== MATERIAL SHOWN ==

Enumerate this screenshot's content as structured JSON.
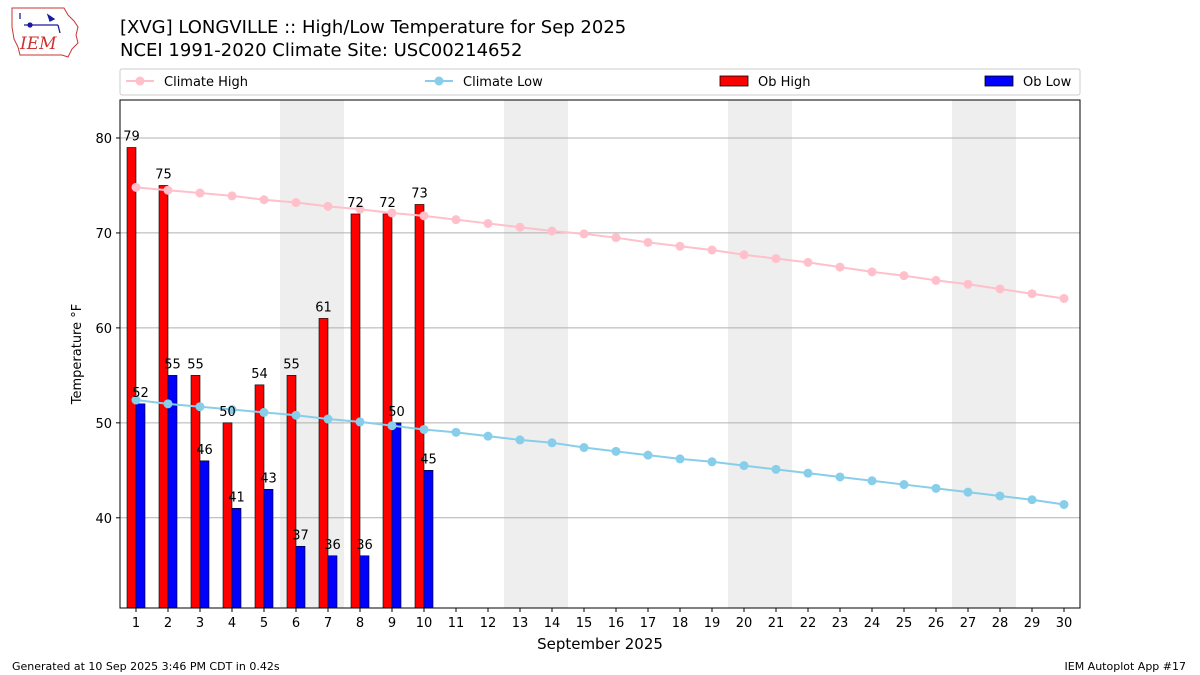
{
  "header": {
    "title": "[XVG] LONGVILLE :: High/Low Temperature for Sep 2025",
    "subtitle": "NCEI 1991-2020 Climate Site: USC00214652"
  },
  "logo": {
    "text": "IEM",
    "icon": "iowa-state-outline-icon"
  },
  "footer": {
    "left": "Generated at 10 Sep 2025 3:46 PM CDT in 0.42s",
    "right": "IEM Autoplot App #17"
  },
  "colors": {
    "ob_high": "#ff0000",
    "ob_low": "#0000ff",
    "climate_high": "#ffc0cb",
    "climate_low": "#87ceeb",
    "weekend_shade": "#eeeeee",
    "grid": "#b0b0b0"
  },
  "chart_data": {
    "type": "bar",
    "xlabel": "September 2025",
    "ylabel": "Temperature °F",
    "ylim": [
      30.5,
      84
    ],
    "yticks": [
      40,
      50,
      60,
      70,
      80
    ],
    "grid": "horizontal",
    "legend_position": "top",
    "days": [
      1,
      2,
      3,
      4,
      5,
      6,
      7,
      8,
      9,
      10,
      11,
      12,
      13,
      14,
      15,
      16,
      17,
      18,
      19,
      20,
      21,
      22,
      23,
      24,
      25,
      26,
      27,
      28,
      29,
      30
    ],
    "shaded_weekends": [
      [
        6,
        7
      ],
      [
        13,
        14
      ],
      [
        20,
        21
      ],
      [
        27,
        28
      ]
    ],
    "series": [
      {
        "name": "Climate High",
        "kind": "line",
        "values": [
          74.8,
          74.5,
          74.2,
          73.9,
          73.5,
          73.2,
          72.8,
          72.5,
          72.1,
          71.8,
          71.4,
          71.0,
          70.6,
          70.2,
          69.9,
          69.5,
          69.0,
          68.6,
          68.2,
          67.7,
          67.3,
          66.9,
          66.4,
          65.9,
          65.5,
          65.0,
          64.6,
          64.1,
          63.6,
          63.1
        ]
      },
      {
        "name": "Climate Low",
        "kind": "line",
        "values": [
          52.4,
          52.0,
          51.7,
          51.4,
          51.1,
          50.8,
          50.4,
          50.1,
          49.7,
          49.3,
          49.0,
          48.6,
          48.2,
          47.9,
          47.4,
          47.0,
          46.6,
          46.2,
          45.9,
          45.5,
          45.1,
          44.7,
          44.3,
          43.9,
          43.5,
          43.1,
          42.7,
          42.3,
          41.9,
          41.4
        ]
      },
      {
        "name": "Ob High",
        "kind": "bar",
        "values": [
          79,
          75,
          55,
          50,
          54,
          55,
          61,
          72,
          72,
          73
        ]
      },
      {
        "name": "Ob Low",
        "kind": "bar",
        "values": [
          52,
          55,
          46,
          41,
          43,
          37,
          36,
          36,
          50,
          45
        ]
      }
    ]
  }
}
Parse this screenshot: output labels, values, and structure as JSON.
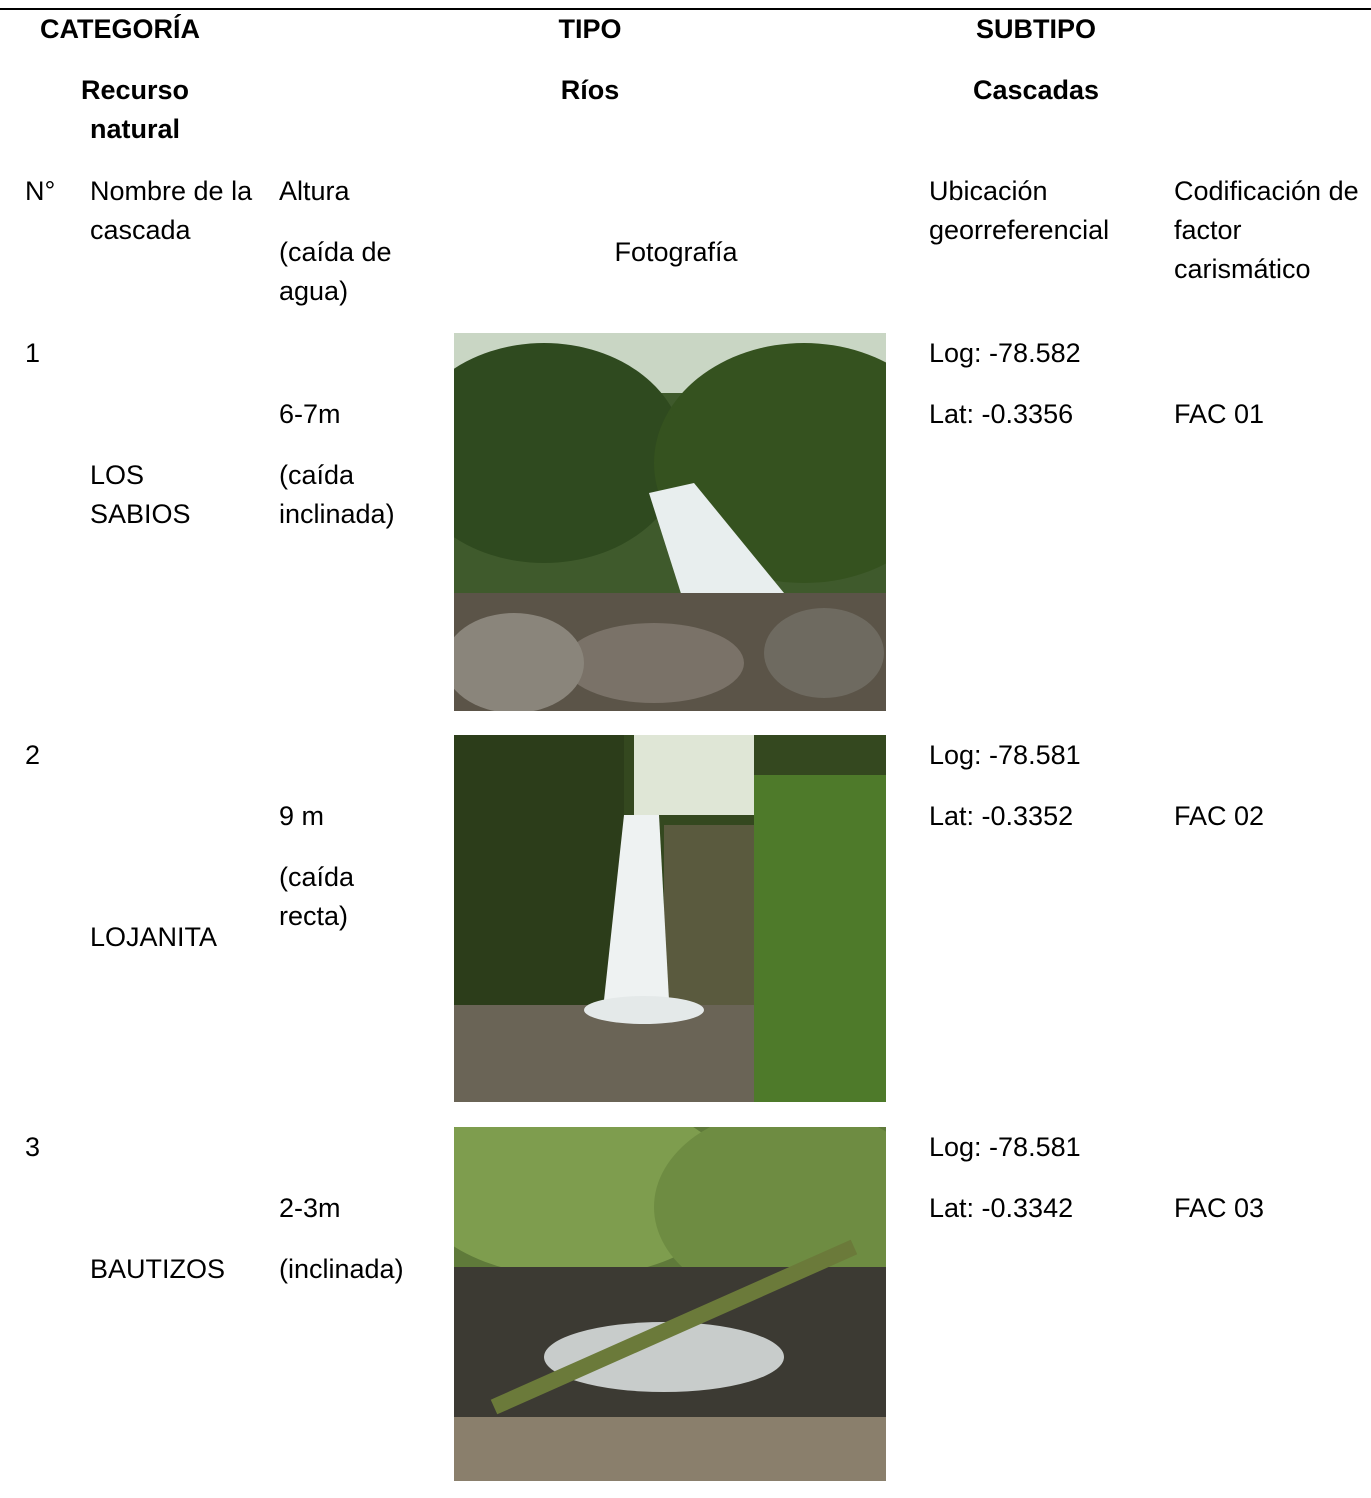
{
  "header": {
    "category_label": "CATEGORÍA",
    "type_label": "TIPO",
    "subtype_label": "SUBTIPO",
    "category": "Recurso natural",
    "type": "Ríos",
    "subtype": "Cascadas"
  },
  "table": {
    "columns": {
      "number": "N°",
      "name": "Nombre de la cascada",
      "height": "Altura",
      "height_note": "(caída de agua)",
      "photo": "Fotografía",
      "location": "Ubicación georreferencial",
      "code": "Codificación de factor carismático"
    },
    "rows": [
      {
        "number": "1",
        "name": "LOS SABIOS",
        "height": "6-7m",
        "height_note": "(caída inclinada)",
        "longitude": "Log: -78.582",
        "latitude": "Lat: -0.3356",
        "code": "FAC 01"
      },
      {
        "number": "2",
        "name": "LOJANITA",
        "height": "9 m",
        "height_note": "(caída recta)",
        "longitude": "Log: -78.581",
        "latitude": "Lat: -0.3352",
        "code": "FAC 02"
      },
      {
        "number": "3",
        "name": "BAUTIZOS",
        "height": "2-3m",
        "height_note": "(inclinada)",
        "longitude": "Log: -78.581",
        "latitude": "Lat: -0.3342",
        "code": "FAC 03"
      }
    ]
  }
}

===

__AIM__:
From the entries above, pull out each line that includes "inclinada".

__OUTPUT BELOW__:
        "height_note": "(caída inclinada)",
        "height_note": "(inclinada)",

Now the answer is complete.